* _Set task_
Set down the full listing exactly as given. Any pictures are to be left out.

* _Dataset excerpts_
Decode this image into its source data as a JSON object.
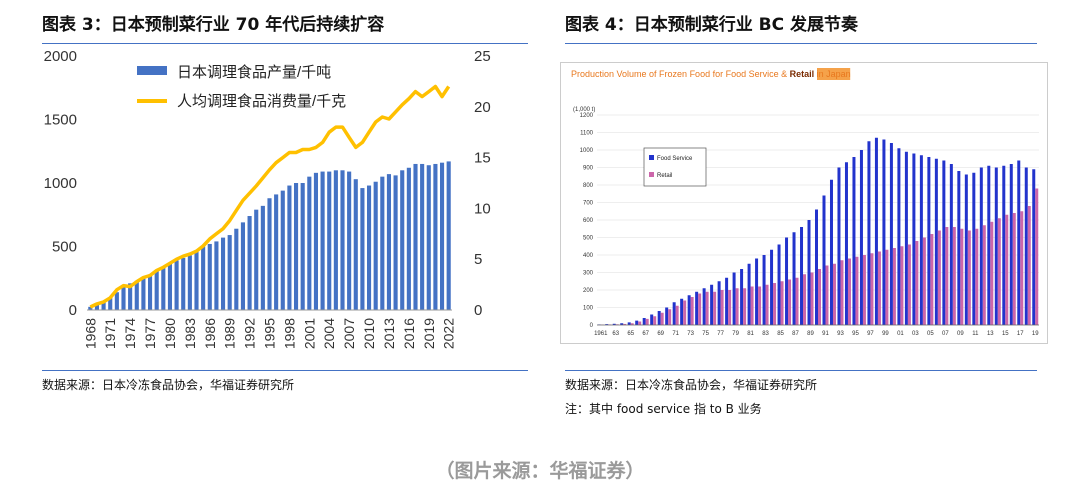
{
  "left_panel": {
    "title": "图表 3：日本预制菜行业 70 年代后持续扩容",
    "source": "数据来源：日本冷冻食品协会，华福证券研究所"
  },
  "right_panel": {
    "title": "图表 4：日本预制菜行业 BC 发展节奏",
    "source": "数据来源：日本冷冻食品协会，华福证券研究所",
    "note": "注：其中 food service 指 to B 业务"
  },
  "caption": "（图片来源：华福证券）",
  "colors": {
    "bar_blue": "#4472c4",
    "line_gold": "#ffc000",
    "fs_blue": "#2233cc",
    "retail_pink": "#cc66aa",
    "title_orange": "#e8781e"
  },
  "chart_data": [
    {
      "type": "bar",
      "title": "",
      "legend_placement": "top-left",
      "xlabel": "",
      "ylabel": "",
      "x": [
        1968,
        1969,
        1970,
        1971,
        1972,
        1973,
        1974,
        1975,
        1976,
        1977,
        1978,
        1979,
        1980,
        1981,
        1982,
        1983,
        1984,
        1985,
        1986,
        1987,
        1988,
        1989,
        1990,
        1991,
        1992,
        1993,
        1994,
        1995,
        1996,
        1997,
        1998,
        1999,
        2000,
        2001,
        2002,
        2003,
        2004,
        2005,
        2006,
        2007,
        2008,
        2009,
        2010,
        2011,
        2012,
        2013,
        2014,
        2015,
        2016,
        2017,
        2018,
        2019,
        2020,
        2021,
        2022
      ],
      "x_tick_labels": [
        "1968",
        "1971",
        "1974",
        "1977",
        "1980",
        "1983",
        "1986",
        "1989",
        "1992",
        "1995",
        "1998",
        "2001",
        "2004",
        "2007",
        "2010",
        "2013",
        "2016",
        "2019",
        "2022"
      ],
      "ylim_left": [
        0,
        2000
      ],
      "y_ticks_left": [
        0,
        500,
        1000,
        1500,
        2000
      ],
      "ylim_right": [
        0,
        25
      ],
      "y_ticks_right": [
        0,
        5,
        10,
        15,
        20,
        25
      ],
      "grid": false,
      "series": [
        {
          "name": "日本调理食品产量/千吨",
          "type": "bar",
          "axis": "left",
          "values": [
            25,
            40,
            60,
            100,
            140,
            180,
            210,
            230,
            260,
            280,
            310,
            340,
            370,
            390,
            410,
            430,
            460,
            500,
            520,
            540,
            570,
            590,
            640,
            690,
            740,
            790,
            820,
            880,
            910,
            940,
            980,
            1000,
            1000,
            1050,
            1080,
            1090,
            1090,
            1100,
            1100,
            1090,
            1030,
            960,
            980,
            1010,
            1050,
            1070,
            1060,
            1100,
            1120,
            1150,
            1150,
            1140,
            1150,
            1160,
            1170
          ]
        },
        {
          "name": "人均调理食品消费量/千克",
          "type": "line",
          "axis": "right",
          "values": [
            0.3,
            0.6,
            0.8,
            1.2,
            2.0,
            2.4,
            2.3,
            2.8,
            3.2,
            3.4,
            3.9,
            4.2,
            4.6,
            5.0,
            5.3,
            5.5,
            5.8,
            6.3,
            7.0,
            7.5,
            8.0,
            8.8,
            9.8,
            10.8,
            11.5,
            12.2,
            13.0,
            13.8,
            14.5,
            15.0,
            15.5,
            15.5,
            15.8,
            15.8,
            16.0,
            16.5,
            17.5,
            18.0,
            18.0,
            17.0,
            16.0,
            16.5,
            17.5,
            18.5,
            19.0,
            18.8,
            19.5,
            20.2,
            20.8,
            21.5,
            21.0,
            21.5,
            22.0,
            21.0,
            22.0
          ]
        }
      ]
    },
    {
      "type": "bar",
      "title": "Production Volume of Frozen Food for Food Service & Retail in Japan",
      "title_highlight": "Retail",
      "y_unit": "(1,000 t)",
      "legend_placement": "top-left",
      "ylim": [
        0,
        1200
      ],
      "y_ticks": [
        0,
        100,
        200,
        300,
        400,
        500,
        600,
        700,
        800,
        900,
        1000,
        1100,
        1200
      ],
      "grid": true,
      "x": [
        1961,
        1962,
        1963,
        1964,
        1965,
        1966,
        1967,
        1968,
        1969,
        1970,
        1971,
        1972,
        1973,
        1974,
        1975,
        1976,
        1977,
        1978,
        1979,
        1980,
        1981,
        1982,
        1983,
        1984,
        1985,
        1986,
        1987,
        1988,
        1989,
        1990,
        1991,
        1992,
        1993,
        1994,
        1995,
        1996,
        1997,
        1998,
        1999,
        2000,
        2001,
        2002,
        2003,
        2004,
        2005,
        2006,
        2007,
        2008,
        2009,
        2010,
        2011,
        2012,
        2013,
        2014,
        2015,
        2016,
        2017,
        2018,
        2019
      ],
      "x_tick_labels": [
        "1961",
        "63",
        "65",
        "67",
        "69",
        "71",
        "73",
        "75",
        "77",
        "79",
        "81",
        "83",
        "85",
        "87",
        "89",
        "91",
        "93",
        "95",
        "97",
        "99",
        "01",
        "03",
        "05",
        "07",
        "09",
        "11",
        "13",
        "15",
        "17",
        "19"
      ],
      "series": [
        {
          "name": "Food Service",
          "values": [
            3,
            5,
            7,
            10,
            15,
            25,
            40,
            60,
            80,
            100,
            130,
            150,
            170,
            190,
            210,
            230,
            250,
            270,
            300,
            320,
            350,
            380,
            400,
            430,
            460,
            500,
            530,
            560,
            600,
            660,
            740,
            830,
            900,
            930,
            960,
            1000,
            1050,
            1070,
            1060,
            1040,
            1010,
            990,
            980,
            970,
            960,
            950,
            940,
            920,
            880,
            860,
            870,
            900,
            910,
            900,
            910,
            920,
            940,
            900,
            890
          ]
        },
        {
          "name": "Retail",
          "values": [
            2,
            3,
            4,
            6,
            10,
            20,
            35,
            50,
            70,
            90,
            110,
            140,
            160,
            180,
            190,
            190,
            200,
            200,
            210,
            210,
            220,
            220,
            230,
            240,
            250,
            260,
            270,
            290,
            300,
            320,
            340,
            350,
            370,
            380,
            390,
            400,
            410,
            420,
            430,
            440,
            450,
            460,
            480,
            500,
            520,
            540,
            560,
            560,
            550,
            540,
            550,
            570,
            590,
            610,
            630,
            640,
            650,
            680,
            780
          ]
        }
      ]
    }
  ]
}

* _Worked solution_
Decode this image into its source data as a JSON object.
{
  "left_panel": {
    "title": "图表 3：日本预制菜行业 70 年代后持续扩容",
    "source": "数据来源：日本冷冻食品协会，华福证券研究所"
  },
  "right_panel": {
    "title": "图表 4：日本预制菜行业 BC 发展节奏",
    "source": "数据来源：日本冷冻食品协会，华福证券研究所",
    "note": "注：其中 food service 指 to B 业务"
  },
  "caption": "（图片来源：华福证券）",
  "colors": {
    "bar_blue": "#4472c4",
    "line_gold": "#ffc000",
    "fs_blue": "#2233cc",
    "retail_pink": "#cc66aa",
    "title_orange": "#e8781e"
  },
  "chart_data": [
    {
      "type": "bar",
      "title": "",
      "legend_placement": "top-left",
      "xlabel": "",
      "ylabel": "",
      "x": [
        1968,
        1969,
        1970,
        1971,
        1972,
        1973,
        1974,
        1975,
        1976,
        1977,
        1978,
        1979,
        1980,
        1981,
        1982,
        1983,
        1984,
        1985,
        1986,
        1987,
        1988,
        1989,
        1990,
        1991,
        1992,
        1993,
        1994,
        1995,
        1996,
        1997,
        1998,
        1999,
        2000,
        2001,
        2002,
        2003,
        2004,
        2005,
        2006,
        2007,
        2008,
        2009,
        2010,
        2011,
        2012,
        2013,
        2014,
        2015,
        2016,
        2017,
        2018,
        2019,
        2020,
        2021,
        2022
      ],
      "x_tick_labels": [
        "1968",
        "1971",
        "1974",
        "1977",
        "1980",
        "1983",
        "1986",
        "1989",
        "1992",
        "1995",
        "1998",
        "2001",
        "2004",
        "2007",
        "2010",
        "2013",
        "2016",
        "2019",
        "2022"
      ],
      "ylim_left": [
        0,
        2000
      ],
      "y_ticks_left": [
        0,
        500,
        1000,
        1500,
        2000
      ],
      "ylim_right": [
        0,
        25
      ],
      "y_ticks_right": [
        0,
        5,
        10,
        15,
        20,
        25
      ],
      "grid": false,
      "series": [
        {
          "name": "日本调理食品产量/千吨",
          "type": "bar",
          "axis": "left",
          "values": [
            25,
            40,
            60,
            100,
            140,
            180,
            210,
            230,
            260,
            280,
            310,
            340,
            370,
            390,
            410,
            430,
            460,
            500,
            520,
            540,
            570,
            590,
            640,
            690,
            740,
            790,
            820,
            880,
            910,
            940,
            980,
            1000,
            1000,
            1050,
            1080,
            1090,
            1090,
            1100,
            1100,
            1090,
            1030,
            960,
            980,
            1010,
            1050,
            1070,
            1060,
            1100,
            1120,
            1150,
            1150,
            1140,
            1150,
            1160,
            1170
          ]
        },
        {
          "name": "人均调理食品消费量/千克",
          "type": "line",
          "axis": "right",
          "values": [
            0.3,
            0.6,
            0.8,
            1.2,
            2.0,
            2.4,
            2.3,
            2.8,
            3.2,
            3.4,
            3.9,
            4.2,
            4.6,
            5.0,
            5.3,
            5.5,
            5.8,
            6.3,
            7.0,
            7.5,
            8.0,
            8.8,
            9.8,
            10.8,
            11.5,
            12.2,
            13.0,
            13.8,
            14.5,
            15.0,
            15.5,
            15.5,
            15.8,
            15.8,
            16.0,
            16.5,
            17.5,
            18.0,
            18.0,
            17.0,
            16.0,
            16.5,
            17.5,
            18.5,
            19.0,
            18.8,
            19.5,
            20.2,
            20.8,
            21.5,
            21.0,
            21.5,
            22.0,
            21.0,
            22.0
          ]
        }
      ]
    },
    {
      "type": "bar",
      "title": "Production Volume of Frozen Food for Food Service & Retail in Japan",
      "title_highlight": "Retail",
      "y_unit": "(1,000 t)",
      "legend_placement": "top-left",
      "ylim": [
        0,
        1200
      ],
      "y_ticks": [
        0,
        100,
        200,
        300,
        400,
        500,
        600,
        700,
        800,
        900,
        1000,
        1100,
        1200
      ],
      "grid": true,
      "x": [
        1961,
        1962,
        1963,
        1964,
        1965,
        1966,
        1967,
        1968,
        1969,
        1970,
        1971,
        1972,
        1973,
        1974,
        1975,
        1976,
        1977,
        1978,
        1979,
        1980,
        1981,
        1982,
        1983,
        1984,
        1985,
        1986,
        1987,
        1988,
        1989,
        1990,
        1991,
        1992,
        1993,
        1994,
        1995,
        1996,
        1997,
        1998,
        1999,
        2000,
        2001,
        2002,
        2003,
        2004,
        2005,
        2006,
        2007,
        2008,
        2009,
        2010,
        2011,
        2012,
        2013,
        2014,
        2015,
        2016,
        2017,
        2018,
        2019
      ],
      "x_tick_labels": [
        "1961",
        "63",
        "65",
        "67",
        "69",
        "71",
        "73",
        "75",
        "77",
        "79",
        "81",
        "83",
        "85",
        "87",
        "89",
        "91",
        "93",
        "95",
        "97",
        "99",
        "01",
        "03",
        "05",
        "07",
        "09",
        "11",
        "13",
        "15",
        "17",
        "19"
      ],
      "series": [
        {
          "name": "Food Service",
          "values": [
            3,
            5,
            7,
            10,
            15,
            25,
            40,
            60,
            80,
            100,
            130,
            150,
            170,
            190,
            210,
            230,
            250,
            270,
            300,
            320,
            350,
            380,
            400,
            430,
            460,
            500,
            530,
            560,
            600,
            660,
            740,
            830,
            900,
            930,
            960,
            1000,
            1050,
            1070,
            1060,
            1040,
            1010,
            990,
            980,
            970,
            960,
            950,
            940,
            920,
            880,
            860,
            870,
            900,
            910,
            900,
            910,
            920,
            940,
            900,
            890
          ]
        },
        {
          "name": "Retail",
          "values": [
            2,
            3,
            4,
            6,
            10,
            20,
            35,
            50,
            70,
            90,
            110,
            140,
            160,
            180,
            190,
            190,
            200,
            200,
            210,
            210,
            220,
            220,
            230,
            240,
            250,
            260,
            270,
            290,
            300,
            320,
            340,
            350,
            370,
            380,
            390,
            400,
            410,
            420,
            430,
            440,
            450,
            460,
            480,
            500,
            520,
            540,
            560,
            560,
            550,
            540,
            550,
            570,
            590,
            610,
            630,
            640,
            650,
            680,
            780
          ]
        }
      ]
    }
  ]
}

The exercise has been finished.